Stored records:
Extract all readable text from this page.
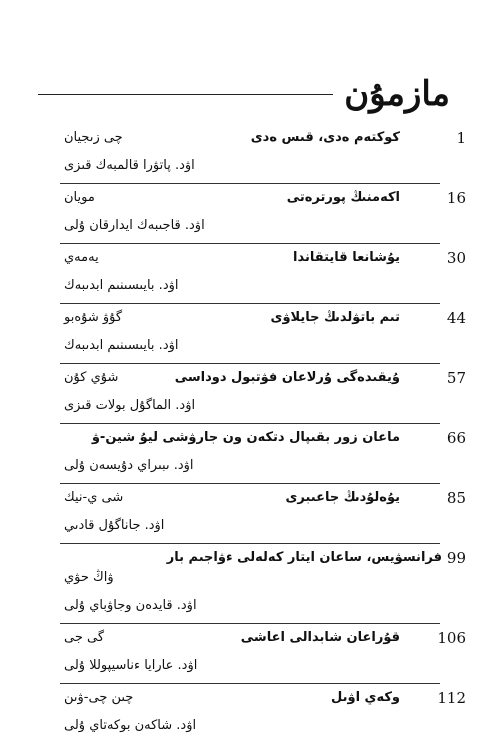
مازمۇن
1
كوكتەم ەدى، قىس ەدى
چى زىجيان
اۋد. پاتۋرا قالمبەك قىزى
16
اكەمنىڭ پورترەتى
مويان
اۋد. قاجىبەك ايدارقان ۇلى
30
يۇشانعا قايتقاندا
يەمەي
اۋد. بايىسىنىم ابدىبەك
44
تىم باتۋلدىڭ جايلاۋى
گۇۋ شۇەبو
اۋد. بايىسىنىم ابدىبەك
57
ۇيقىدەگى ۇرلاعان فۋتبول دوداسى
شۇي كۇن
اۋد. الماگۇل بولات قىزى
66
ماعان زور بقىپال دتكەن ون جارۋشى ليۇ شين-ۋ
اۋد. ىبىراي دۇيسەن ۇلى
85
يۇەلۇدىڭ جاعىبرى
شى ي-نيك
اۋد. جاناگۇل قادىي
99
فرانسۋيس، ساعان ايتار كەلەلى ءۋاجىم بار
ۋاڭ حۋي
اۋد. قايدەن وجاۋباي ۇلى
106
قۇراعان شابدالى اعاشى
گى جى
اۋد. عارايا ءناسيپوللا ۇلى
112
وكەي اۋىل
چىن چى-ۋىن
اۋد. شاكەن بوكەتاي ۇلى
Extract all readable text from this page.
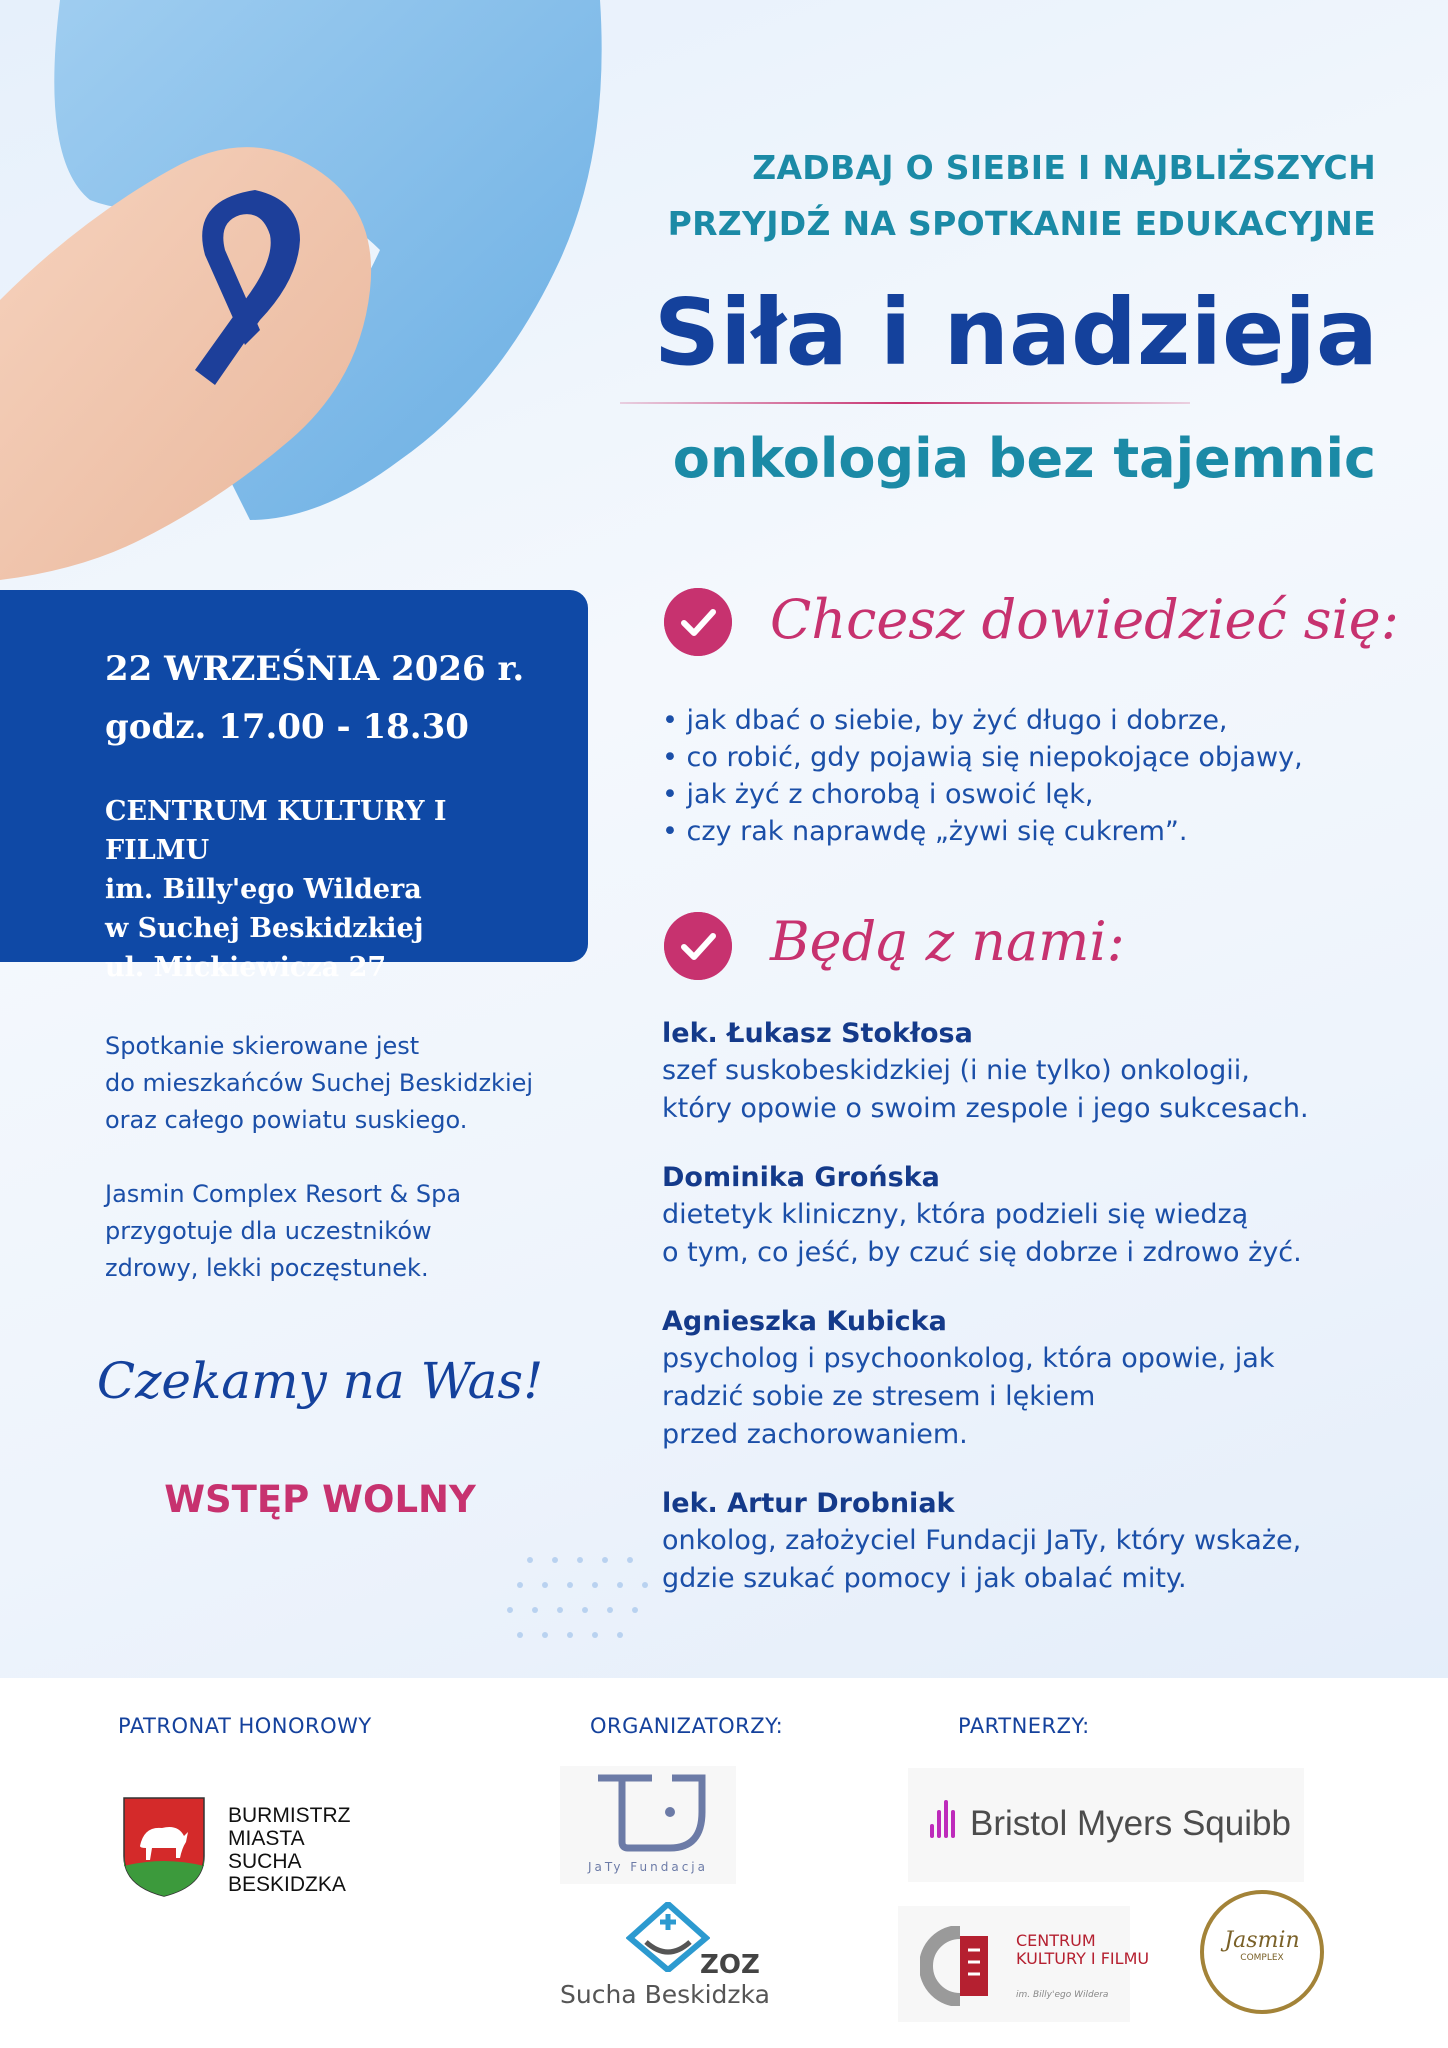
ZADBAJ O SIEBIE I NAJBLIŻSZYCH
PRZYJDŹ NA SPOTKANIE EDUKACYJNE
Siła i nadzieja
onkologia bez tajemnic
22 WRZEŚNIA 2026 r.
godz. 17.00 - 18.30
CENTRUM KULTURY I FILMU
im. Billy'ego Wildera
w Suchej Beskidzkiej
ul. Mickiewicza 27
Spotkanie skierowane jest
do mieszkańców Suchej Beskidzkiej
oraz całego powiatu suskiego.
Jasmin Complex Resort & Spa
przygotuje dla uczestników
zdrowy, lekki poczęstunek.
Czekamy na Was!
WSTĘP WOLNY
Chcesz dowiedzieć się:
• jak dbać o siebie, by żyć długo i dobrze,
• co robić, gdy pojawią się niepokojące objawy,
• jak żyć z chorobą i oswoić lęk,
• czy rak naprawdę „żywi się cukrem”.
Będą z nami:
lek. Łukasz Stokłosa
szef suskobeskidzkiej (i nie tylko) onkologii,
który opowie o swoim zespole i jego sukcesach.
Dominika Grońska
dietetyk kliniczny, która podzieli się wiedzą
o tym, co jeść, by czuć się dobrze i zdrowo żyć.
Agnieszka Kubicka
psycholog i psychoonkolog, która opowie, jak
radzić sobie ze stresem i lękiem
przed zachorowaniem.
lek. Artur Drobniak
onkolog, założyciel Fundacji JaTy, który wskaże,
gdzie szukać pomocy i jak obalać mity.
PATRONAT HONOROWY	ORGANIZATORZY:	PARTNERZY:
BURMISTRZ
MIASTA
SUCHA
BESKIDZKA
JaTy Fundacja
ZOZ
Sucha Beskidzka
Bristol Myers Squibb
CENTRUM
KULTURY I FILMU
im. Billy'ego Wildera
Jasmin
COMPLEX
--
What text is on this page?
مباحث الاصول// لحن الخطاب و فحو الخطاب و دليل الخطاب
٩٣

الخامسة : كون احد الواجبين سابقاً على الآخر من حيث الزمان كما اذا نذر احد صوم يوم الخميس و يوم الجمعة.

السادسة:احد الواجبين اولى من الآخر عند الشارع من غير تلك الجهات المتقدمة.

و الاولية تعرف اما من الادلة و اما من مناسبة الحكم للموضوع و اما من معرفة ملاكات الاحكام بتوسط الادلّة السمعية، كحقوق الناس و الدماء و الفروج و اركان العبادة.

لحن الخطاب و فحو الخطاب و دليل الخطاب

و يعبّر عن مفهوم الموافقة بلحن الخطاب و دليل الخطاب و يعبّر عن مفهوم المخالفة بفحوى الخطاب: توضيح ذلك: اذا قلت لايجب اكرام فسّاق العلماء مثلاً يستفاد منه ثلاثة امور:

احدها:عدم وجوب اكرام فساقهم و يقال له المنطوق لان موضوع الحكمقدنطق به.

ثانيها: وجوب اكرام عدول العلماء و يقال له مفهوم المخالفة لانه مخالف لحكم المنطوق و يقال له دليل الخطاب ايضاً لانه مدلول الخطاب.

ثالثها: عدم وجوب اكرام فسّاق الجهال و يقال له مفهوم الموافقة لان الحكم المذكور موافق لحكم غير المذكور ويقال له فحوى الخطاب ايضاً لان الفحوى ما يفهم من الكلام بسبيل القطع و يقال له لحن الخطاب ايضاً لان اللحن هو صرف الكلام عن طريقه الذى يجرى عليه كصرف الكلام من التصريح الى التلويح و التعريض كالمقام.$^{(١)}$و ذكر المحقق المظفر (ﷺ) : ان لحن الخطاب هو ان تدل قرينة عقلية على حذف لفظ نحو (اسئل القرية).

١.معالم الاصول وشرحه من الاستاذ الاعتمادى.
* * *
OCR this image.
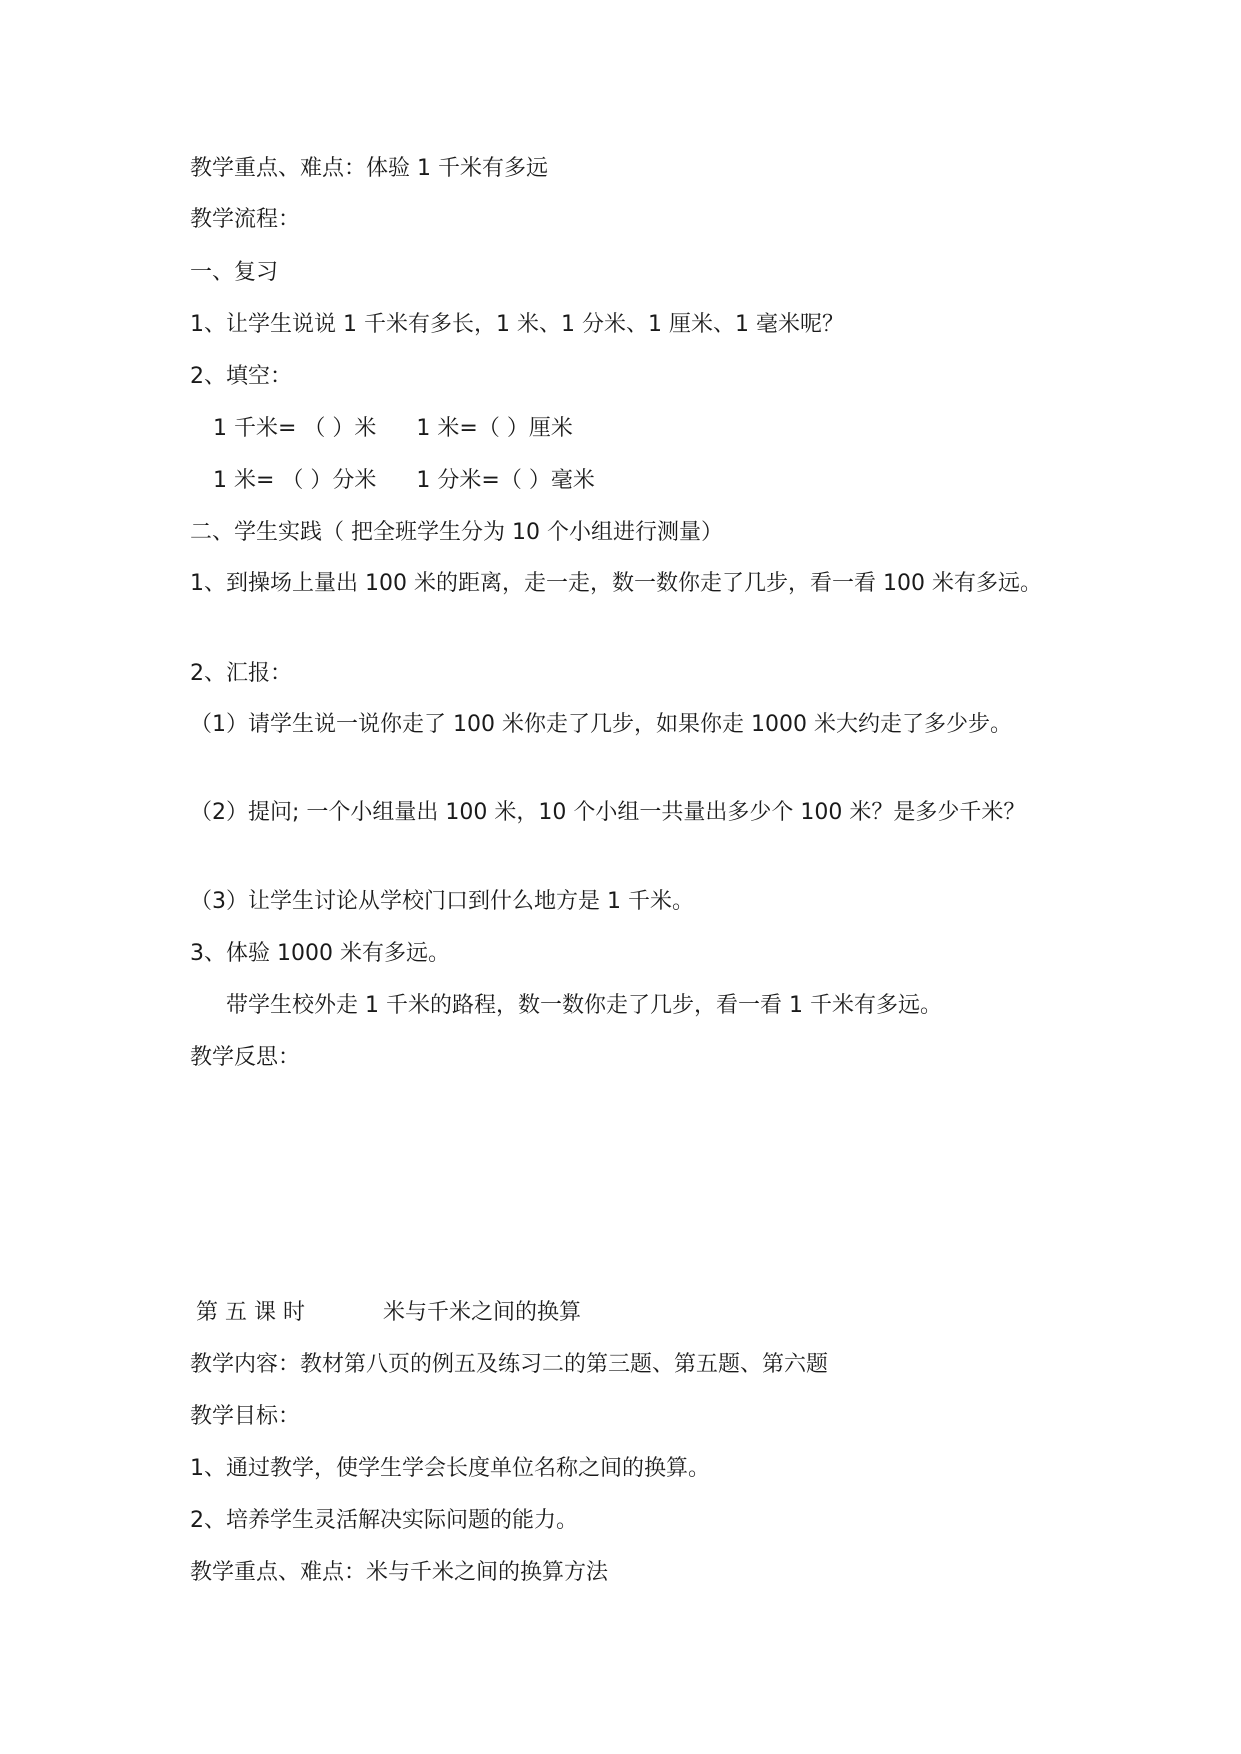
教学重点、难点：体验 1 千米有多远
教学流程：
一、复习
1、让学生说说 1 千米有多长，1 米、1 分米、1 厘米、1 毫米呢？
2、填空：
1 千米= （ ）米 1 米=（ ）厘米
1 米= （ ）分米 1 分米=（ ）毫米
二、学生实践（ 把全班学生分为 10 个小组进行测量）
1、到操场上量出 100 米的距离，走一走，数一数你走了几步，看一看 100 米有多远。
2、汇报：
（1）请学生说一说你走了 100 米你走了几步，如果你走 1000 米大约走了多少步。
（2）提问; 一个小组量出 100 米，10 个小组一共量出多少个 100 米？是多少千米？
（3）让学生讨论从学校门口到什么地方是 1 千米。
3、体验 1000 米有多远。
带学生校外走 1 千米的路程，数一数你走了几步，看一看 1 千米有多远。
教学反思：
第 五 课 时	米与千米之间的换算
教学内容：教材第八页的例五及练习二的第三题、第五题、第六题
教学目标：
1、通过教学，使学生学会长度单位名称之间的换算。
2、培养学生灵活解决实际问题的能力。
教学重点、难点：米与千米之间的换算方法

PROBLEM
Search the records for the word "قىزى". Copy every line that has it.

RESULT BELOW
اۋد. پاتۋرا قالمبەك قىزى
اۋد. الماگۇل بولات قىزى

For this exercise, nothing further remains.